_SOURCE_
──────

Oh btw, learn more about autoX here:
www.scca.org
www.utahscca.com


----------



## JZK316 (Sep 18, 2002)

I'll see if my friend Lu will come, 1st gen 50th Anni. Z. And I'll try to get a hold of my friend with 90 Z TT, but I'm not sure if they'll come but I'll ask them.


----------



## bullfrg (Oct 26, 2002)

Anything happeneing with this??


----------



## wiggy (May 4, 2003)

*sup guys*

Sup guys i invited the people from twinturbo.net 1990-1996 (the z32) people here is the post i put on the site 
http://www.twinturbo.net/net/viewmsg.aspx?forum=events&msg_id=6262

put a post on 350zforums.com under events but it can't be seen 
odd. 
anyways should be a fun meet hope to see you guys there 

joe a.k.a wigGY a.k.a w i G g L e S


----------



## PSY (Jun 24, 2002)

wiggy... 

is your car tt? 

i raced some red/maroon z32 at midnight drags...

beat him off the line and finished the race before he caught up. 

he took off right after the race but i was going to invite him to the meet oh well.


----------



## wiggy (May 4, 2003)

*no its a non turbo*

No its a non-turbo model, its more setup right now to do canyon carving, and auto-x. 

hey did that red z have DRAG RADIALS on it as well as large single outlet mufflers (4.5" tips)??

latter 

joe a.k.a WiGgY


----------



## xxskaboomx (Jun 14, 2003)

Hey I plan on coming to the meets. I'm going to let my friends know about it as well. One of them has a 1990 300zxTT and the other has a 1994 turbo Altima.

Sadly my turbo kit won't be installed yet (I could bring it to show off their crafty hand worked manifold, intercooler/piping, and downpipe LOL ), so I guess wouldn't matter if there would be a dyno or not.

Are there any plans for a future meet maybe sometime in the early fall? I would really like to get a chance to meet some other nissan enthusiasts and get my car dyno'd. 

Late, Travis


----------



## joerc240sx (Jan 19, 2003)

I will come, but from the looks of it, i wont have my car with me. Nissan has had it for the past 2 weeks trying to find out my problem. they think its some kind of presure vavle in the head, sense they have done everthing else. so looks like i am going to try and get RPM to rebuild it again (for free), and get it working that way, but who knows anymore. I will invite my friend with a GXE sentra, and my other friend with a 99v6 stang,sense i would have to get a ride with them to make it up anyway.

──────

_SUPPLIED MATERIAL_
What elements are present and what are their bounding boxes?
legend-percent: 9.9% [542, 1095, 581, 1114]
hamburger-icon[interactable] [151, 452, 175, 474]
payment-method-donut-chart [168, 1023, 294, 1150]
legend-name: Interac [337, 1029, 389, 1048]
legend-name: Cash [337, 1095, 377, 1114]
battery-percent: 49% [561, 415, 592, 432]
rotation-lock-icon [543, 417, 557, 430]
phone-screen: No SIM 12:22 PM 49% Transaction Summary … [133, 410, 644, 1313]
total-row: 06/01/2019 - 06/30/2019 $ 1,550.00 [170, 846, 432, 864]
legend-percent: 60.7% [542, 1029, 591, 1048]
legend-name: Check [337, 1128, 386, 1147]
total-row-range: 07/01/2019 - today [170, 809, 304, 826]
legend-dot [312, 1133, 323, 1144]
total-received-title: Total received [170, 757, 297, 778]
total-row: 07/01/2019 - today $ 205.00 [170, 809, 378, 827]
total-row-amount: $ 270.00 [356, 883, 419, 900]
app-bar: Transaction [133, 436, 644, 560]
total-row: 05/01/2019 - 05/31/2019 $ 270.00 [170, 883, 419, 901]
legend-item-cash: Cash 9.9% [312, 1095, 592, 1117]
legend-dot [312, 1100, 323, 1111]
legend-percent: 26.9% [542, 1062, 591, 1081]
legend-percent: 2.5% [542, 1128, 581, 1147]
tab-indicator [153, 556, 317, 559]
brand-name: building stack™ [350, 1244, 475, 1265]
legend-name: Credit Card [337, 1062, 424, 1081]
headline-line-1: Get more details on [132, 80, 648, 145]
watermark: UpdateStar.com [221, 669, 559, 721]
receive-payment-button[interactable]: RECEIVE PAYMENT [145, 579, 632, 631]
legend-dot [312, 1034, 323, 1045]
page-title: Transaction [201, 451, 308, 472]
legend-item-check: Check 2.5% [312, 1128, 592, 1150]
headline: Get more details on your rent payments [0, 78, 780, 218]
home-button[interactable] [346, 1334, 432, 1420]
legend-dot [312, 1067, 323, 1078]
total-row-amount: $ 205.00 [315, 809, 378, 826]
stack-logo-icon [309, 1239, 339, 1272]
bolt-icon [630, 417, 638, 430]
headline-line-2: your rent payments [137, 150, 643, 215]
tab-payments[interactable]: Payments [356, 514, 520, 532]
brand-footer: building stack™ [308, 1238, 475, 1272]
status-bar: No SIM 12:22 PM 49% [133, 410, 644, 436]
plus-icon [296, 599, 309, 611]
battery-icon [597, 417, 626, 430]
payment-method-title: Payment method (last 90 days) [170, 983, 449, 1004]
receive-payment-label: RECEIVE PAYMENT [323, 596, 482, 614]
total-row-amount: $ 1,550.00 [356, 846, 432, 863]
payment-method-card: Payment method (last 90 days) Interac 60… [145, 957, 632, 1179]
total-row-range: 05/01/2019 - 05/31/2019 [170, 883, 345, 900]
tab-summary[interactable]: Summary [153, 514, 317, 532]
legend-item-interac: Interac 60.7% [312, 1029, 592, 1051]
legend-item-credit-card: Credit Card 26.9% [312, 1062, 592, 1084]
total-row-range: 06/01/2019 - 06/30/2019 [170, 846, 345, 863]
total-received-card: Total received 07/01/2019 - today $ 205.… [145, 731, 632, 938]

──────

Please summarize the forum thread about the car meet above in two sentences.

_SOLUTION TO THIS TASK_
Several members plan to attend the meet and to invite friends, including owners of a 1990 300zxTT, a 1994 turbo Altima and a GXE Sentra, and one asks about a future meet in early fall. Wiggy invited z32 owners from twinturbo.net and describes a non-turbo car set up for canyon carving and auto-x, while joerc240sx expects to come without a car because Nissan has had it for two weeks trying to find the problem.